• [Provided entries]

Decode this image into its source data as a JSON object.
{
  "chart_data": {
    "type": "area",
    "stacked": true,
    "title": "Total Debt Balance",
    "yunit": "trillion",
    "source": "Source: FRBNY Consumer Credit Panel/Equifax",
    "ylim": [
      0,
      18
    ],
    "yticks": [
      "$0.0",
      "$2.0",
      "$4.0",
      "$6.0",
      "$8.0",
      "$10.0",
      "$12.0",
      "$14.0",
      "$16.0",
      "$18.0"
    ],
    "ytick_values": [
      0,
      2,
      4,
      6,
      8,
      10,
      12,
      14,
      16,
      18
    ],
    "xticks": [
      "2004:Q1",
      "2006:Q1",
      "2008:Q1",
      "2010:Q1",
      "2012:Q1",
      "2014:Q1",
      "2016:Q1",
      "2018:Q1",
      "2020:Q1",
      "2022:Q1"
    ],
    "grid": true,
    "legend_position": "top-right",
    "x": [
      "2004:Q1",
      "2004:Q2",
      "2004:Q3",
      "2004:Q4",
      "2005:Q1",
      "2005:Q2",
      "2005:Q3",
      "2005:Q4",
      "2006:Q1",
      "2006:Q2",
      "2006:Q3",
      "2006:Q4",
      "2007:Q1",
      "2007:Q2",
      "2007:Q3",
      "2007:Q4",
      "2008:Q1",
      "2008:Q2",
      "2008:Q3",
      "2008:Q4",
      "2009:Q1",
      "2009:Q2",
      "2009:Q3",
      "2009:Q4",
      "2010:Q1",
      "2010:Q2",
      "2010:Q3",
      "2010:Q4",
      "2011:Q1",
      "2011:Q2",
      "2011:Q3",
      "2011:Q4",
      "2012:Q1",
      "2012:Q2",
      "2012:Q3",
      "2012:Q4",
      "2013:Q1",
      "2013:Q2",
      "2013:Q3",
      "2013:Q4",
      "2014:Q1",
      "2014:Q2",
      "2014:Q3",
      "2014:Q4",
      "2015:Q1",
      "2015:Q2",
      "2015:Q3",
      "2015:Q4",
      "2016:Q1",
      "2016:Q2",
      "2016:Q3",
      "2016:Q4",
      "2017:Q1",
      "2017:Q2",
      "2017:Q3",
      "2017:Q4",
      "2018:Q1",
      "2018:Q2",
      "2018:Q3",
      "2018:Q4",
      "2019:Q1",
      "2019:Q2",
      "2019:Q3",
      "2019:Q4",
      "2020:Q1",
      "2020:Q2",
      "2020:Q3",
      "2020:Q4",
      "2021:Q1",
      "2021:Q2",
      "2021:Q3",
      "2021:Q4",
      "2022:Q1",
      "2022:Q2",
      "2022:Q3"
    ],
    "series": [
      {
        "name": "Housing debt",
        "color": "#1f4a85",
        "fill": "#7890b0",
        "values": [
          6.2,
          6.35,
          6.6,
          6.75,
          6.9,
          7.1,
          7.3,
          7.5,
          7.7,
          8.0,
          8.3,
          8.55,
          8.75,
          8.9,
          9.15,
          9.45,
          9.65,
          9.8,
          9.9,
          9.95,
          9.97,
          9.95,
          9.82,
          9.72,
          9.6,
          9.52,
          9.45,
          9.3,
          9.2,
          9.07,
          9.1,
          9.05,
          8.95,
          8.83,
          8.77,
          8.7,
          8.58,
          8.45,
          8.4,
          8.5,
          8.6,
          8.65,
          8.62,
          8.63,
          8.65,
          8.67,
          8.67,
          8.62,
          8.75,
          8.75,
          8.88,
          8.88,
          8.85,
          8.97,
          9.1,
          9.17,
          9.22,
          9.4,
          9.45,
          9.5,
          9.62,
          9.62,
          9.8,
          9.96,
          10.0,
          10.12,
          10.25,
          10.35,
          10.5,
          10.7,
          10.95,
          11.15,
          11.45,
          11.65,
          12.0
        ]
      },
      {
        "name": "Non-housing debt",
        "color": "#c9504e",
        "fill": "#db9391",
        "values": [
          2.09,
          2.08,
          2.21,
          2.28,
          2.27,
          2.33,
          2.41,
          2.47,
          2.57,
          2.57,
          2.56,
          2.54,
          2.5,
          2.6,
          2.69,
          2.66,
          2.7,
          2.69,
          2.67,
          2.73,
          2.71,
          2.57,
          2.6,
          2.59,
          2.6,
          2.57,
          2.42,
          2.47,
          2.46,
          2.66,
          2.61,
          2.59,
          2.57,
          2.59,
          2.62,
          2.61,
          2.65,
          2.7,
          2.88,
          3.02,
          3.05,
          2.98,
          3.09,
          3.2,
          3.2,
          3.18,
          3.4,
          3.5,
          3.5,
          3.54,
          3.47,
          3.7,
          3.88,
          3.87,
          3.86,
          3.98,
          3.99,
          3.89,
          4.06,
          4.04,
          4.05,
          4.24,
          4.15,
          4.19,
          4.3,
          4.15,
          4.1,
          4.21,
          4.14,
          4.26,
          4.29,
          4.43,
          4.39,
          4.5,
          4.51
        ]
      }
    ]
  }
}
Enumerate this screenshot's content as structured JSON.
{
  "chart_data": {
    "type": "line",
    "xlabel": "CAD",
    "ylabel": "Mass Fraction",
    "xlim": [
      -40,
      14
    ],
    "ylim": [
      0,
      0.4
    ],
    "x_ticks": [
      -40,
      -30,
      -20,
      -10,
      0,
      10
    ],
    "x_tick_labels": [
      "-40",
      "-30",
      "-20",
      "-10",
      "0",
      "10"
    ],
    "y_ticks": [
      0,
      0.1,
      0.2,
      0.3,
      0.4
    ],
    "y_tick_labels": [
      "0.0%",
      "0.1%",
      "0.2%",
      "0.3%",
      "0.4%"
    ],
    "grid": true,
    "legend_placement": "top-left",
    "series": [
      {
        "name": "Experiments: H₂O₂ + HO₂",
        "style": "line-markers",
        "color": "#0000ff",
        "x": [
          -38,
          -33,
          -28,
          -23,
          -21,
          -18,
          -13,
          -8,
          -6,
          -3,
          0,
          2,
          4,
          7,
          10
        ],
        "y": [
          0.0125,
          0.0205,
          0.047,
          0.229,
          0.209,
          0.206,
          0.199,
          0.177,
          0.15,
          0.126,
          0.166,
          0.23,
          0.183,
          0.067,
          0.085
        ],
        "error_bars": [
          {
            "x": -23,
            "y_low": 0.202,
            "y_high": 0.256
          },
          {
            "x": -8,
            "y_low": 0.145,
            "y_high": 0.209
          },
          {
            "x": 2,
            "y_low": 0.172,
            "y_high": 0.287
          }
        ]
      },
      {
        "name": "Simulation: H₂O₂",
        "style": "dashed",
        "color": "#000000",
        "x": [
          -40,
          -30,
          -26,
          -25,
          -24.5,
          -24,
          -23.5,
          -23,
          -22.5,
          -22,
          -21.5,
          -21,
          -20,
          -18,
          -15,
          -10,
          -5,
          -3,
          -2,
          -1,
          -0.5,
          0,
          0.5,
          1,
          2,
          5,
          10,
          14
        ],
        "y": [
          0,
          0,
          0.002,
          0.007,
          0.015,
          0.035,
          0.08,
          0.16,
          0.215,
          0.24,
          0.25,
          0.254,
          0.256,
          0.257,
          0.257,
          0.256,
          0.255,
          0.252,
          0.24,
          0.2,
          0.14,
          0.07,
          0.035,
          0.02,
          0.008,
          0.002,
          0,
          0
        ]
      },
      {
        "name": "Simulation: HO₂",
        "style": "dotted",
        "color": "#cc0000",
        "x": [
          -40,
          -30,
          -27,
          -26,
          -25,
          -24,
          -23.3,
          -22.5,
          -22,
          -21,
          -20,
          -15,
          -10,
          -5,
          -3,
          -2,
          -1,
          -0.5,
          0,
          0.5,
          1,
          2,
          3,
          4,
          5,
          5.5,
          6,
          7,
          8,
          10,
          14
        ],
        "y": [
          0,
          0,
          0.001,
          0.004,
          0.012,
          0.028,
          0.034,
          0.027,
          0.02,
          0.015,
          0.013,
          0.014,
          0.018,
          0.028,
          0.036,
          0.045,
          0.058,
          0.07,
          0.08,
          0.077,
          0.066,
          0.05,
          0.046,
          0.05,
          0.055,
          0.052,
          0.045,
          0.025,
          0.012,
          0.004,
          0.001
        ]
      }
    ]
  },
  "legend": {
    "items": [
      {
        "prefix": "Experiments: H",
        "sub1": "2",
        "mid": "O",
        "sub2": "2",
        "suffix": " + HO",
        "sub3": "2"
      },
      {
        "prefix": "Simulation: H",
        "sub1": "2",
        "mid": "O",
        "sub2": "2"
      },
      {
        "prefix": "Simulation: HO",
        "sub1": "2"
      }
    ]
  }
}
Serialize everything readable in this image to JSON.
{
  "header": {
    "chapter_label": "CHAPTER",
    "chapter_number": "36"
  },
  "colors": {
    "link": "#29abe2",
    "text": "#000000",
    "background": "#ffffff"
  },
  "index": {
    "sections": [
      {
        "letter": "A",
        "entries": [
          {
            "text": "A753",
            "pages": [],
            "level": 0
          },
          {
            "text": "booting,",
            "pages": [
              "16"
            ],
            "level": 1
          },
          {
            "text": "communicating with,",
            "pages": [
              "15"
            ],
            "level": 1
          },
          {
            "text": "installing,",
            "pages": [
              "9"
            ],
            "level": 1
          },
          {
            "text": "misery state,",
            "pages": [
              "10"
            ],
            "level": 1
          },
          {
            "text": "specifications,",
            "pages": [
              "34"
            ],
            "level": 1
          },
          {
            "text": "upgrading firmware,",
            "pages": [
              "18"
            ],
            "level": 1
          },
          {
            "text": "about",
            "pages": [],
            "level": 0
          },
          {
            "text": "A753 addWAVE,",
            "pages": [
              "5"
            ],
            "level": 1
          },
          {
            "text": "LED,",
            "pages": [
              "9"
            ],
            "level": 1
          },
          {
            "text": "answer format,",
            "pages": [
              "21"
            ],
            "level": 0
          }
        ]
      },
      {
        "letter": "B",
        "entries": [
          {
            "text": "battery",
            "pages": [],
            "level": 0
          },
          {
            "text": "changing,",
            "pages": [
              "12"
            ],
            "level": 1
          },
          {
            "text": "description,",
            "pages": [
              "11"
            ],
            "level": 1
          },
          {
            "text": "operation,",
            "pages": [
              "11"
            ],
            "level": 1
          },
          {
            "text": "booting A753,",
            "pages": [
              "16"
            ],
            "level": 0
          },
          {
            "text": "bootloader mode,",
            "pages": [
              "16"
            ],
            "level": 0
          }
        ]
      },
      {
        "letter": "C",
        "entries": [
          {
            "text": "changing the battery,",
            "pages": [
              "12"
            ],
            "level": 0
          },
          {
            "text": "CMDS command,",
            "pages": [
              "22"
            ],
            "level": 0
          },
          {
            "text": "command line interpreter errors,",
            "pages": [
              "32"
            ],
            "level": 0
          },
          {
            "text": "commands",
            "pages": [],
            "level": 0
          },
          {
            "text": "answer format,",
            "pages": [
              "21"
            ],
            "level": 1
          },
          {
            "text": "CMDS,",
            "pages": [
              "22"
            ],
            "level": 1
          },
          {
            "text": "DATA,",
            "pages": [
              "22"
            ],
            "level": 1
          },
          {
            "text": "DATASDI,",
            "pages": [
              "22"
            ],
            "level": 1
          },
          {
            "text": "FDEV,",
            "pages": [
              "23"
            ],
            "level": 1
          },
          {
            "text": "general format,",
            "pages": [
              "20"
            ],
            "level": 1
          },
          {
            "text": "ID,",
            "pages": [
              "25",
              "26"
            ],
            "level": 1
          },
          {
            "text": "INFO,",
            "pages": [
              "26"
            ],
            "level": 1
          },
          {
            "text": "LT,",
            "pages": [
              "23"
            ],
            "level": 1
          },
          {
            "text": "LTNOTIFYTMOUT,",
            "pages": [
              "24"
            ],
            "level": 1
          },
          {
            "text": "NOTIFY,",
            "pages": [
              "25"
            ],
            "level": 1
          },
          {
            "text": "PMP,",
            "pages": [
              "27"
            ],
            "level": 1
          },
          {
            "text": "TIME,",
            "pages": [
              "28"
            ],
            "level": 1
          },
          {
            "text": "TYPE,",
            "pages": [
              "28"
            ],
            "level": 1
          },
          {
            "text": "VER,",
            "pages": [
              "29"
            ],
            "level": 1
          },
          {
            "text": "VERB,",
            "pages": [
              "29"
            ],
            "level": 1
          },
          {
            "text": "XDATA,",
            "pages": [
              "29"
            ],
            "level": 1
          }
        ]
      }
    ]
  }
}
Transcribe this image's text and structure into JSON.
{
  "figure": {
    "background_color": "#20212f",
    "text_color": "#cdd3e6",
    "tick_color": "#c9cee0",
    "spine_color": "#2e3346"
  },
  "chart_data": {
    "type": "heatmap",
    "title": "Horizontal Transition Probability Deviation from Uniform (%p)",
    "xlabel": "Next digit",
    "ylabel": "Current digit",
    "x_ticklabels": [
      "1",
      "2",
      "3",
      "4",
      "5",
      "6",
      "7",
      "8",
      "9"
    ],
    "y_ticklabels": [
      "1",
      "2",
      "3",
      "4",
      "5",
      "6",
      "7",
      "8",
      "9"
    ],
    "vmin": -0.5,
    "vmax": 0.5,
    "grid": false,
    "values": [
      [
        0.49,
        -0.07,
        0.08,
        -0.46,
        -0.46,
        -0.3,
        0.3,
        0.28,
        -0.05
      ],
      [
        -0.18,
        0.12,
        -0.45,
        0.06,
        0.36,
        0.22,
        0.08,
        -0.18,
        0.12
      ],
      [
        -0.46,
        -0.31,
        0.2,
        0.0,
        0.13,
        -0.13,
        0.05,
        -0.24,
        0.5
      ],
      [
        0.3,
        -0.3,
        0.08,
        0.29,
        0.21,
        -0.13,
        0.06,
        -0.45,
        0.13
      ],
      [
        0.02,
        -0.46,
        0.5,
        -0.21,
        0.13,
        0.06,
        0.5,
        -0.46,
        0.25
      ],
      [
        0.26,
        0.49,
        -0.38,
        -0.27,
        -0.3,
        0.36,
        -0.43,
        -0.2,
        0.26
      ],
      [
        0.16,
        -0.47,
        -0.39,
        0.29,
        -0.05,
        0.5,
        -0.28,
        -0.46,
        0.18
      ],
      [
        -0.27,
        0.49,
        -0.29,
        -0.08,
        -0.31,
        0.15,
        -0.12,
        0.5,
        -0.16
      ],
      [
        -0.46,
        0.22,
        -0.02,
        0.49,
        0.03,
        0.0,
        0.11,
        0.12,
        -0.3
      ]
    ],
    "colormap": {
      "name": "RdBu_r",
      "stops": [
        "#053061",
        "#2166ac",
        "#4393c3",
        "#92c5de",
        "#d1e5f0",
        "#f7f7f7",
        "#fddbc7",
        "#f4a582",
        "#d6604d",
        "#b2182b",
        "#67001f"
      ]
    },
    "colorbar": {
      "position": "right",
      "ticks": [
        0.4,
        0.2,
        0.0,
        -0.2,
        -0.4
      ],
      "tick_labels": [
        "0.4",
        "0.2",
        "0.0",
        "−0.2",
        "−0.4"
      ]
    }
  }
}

• [Exercise aim]
Considering only the records above, state the number of lines that include the word "this", with nothing added.

• [Response below]
4